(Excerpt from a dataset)
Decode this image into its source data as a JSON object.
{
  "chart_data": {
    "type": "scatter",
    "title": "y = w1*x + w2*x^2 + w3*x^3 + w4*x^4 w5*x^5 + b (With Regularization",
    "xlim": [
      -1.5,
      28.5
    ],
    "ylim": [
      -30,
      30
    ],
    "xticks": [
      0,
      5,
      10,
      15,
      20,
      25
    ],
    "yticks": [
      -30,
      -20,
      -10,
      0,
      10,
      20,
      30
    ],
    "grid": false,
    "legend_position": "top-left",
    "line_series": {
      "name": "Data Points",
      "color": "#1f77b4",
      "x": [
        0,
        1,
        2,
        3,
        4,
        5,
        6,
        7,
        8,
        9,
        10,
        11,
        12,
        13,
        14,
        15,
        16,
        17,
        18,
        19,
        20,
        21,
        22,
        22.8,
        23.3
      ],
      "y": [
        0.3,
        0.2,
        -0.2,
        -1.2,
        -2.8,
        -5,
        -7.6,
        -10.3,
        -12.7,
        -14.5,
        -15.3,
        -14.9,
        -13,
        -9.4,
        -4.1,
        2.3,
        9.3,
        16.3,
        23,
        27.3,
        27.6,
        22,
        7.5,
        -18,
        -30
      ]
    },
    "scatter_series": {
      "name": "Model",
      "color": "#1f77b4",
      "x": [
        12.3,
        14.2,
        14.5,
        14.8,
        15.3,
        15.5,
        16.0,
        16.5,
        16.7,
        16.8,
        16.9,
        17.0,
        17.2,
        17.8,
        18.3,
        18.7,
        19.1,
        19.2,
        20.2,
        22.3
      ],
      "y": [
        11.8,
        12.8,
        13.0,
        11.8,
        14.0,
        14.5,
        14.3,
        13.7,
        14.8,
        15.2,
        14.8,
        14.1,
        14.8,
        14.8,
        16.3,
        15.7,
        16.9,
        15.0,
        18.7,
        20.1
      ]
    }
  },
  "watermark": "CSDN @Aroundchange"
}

*EXERCISE DESCRIPTION:* Return all of the entries word for word.

*FINISHED EXERCISE:*
Decode this image into its source data as a JSON object.
{
  "chart_data": {
    "type": "scatter",
    "title": "y = w1*x + w2*x^2 + w3*x^3 + w4*x^4 w5*x^5 + b (With Regularization",
    "xlim": [
      -1.5,
      28.5
    ],
    "ylim": [
      -30,
      30
    ],
    "xticks": [
      0,
      5,
      10,
      15,
      20,
      25
    ],
    "yticks": [
      -30,
      -20,
      -10,
      0,
      10,
      20,
      30
    ],
    "grid": false,
    "legend_position": "top-left",
    "line_series": {
      "name": "Data Points",
      "color": "#1f77b4",
      "x": [
        0,
        1,
        2,
        3,
        4,
        5,
        6,
        7,
        8,
        9,
        10,
        11,
        12,
        13,
        14,
        15,
        16,
        17,
        18,
        19,
        20,
        21,
        22,
        22.8,
        23.3
      ],
      "y": [
        0.3,
        0.2,
        -0.2,
        -1.2,
        -2.8,
        -5,
        -7.6,
        -10.3,
        -12.7,
        -14.5,
        -15.3,
        -14.9,
        -13,
        -9.4,
        -4.1,
        2.3,
        9.3,
        16.3,
        23,
        27.3,
        27.6,
        22,
        7.5,
        -18,
        -30
      ]
    },
    "scatter_series": {
      "name": "Model",
      "color": "#1f77b4",
      "x": [
        12.3,
        14.2,
        14.5,
        14.8,
        15.3,
        15.5,
        16.0,
        16.5,
        16.7,
        16.8,
        16.9,
        17.0,
        17.2,
        17.8,
        18.3,
        18.7,
        19.1,
        19.2,
        20.2,
        22.3
      ],
      "y": [
        11.8,
        12.8,
        13.0,
        11.8,
        14.0,
        14.5,
        14.3,
        13.7,
        14.8,
        15.2,
        14.8,
        14.1,
        14.8,
        14.8,
        16.3,
        15.7,
        16.9,
        15.0,
        18.7,
        20.1
      ]
    }
  },
  "watermark": "CSDN @Aroundchange"
}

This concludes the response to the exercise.